START

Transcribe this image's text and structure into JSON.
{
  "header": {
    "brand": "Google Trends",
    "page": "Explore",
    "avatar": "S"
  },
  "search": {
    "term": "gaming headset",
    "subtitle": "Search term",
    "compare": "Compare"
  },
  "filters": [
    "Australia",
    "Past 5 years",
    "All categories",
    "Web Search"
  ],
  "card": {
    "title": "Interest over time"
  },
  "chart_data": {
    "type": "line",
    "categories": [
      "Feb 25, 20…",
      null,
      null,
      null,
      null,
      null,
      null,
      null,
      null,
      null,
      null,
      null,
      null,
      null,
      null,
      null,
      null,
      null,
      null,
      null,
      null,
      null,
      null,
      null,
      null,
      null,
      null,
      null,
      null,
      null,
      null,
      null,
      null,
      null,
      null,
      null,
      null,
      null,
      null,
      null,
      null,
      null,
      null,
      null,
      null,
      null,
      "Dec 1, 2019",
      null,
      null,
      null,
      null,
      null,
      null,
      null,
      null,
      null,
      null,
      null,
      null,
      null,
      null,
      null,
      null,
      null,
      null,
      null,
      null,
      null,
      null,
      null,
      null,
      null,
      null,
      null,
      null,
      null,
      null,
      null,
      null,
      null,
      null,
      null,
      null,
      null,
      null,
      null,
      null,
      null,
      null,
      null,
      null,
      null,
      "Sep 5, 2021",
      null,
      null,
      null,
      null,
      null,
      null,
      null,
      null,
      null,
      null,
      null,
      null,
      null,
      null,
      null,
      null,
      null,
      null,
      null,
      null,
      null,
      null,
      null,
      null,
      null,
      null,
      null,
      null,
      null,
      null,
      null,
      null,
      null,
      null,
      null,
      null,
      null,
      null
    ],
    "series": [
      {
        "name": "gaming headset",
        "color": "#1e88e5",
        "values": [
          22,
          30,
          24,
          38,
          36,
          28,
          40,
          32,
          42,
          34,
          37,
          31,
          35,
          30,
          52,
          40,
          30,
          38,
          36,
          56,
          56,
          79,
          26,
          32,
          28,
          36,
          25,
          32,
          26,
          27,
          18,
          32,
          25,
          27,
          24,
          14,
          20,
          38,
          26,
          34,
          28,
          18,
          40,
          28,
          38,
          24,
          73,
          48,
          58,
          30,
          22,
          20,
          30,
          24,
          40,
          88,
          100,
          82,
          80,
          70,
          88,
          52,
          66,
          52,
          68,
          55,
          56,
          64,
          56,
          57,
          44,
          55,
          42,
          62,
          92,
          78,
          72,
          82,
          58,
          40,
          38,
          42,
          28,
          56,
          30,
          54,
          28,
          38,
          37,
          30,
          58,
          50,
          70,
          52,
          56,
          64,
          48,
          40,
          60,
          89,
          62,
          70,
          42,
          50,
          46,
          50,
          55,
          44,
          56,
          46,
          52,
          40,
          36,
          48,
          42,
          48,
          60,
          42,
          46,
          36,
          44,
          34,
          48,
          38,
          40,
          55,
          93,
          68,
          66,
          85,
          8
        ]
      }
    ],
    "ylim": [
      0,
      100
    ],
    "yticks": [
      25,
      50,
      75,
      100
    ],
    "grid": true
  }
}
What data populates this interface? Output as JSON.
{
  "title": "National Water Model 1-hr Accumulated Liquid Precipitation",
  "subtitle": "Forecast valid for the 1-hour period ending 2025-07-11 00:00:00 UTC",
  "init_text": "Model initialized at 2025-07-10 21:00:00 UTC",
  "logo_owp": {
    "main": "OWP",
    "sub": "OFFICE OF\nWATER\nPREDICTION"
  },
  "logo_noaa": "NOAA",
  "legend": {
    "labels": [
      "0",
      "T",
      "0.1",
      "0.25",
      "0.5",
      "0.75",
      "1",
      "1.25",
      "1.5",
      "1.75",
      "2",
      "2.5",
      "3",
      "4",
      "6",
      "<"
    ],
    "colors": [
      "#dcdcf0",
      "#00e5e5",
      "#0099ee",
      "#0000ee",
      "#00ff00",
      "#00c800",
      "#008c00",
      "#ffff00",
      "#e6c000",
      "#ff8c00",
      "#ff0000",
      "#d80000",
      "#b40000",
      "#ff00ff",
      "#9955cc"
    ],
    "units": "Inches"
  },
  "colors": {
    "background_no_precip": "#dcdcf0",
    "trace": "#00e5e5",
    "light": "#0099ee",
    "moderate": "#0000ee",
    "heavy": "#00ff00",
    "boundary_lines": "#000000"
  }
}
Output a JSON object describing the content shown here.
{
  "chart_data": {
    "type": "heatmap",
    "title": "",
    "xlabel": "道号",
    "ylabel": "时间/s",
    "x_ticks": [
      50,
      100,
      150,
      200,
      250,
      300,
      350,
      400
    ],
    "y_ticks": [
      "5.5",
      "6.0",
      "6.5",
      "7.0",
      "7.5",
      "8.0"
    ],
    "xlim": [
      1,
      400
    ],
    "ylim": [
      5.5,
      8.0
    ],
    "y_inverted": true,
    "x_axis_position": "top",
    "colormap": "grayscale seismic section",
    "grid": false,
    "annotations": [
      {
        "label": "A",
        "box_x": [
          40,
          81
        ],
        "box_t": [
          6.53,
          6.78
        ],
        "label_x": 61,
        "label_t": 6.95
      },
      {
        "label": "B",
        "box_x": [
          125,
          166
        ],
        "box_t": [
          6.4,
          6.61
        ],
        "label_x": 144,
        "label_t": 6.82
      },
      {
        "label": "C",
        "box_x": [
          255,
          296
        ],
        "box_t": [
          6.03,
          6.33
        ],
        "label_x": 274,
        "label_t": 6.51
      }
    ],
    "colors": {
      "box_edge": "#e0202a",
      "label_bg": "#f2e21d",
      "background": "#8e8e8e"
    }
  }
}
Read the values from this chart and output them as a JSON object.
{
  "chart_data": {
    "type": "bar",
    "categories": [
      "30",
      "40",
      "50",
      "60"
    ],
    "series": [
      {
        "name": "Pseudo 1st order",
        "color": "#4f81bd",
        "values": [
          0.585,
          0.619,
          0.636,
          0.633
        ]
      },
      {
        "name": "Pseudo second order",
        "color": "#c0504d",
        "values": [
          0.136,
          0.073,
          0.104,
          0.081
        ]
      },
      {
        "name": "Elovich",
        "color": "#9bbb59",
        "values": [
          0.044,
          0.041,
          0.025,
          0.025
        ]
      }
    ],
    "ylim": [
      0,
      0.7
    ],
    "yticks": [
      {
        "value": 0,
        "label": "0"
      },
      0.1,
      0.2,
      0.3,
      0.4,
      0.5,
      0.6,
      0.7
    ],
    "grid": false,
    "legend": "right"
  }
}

END

| Your task |
Return each full line of the entries that contains the word "term".

| Task solution |
    "term": "gaming headset",
    "subtitle": "Search term",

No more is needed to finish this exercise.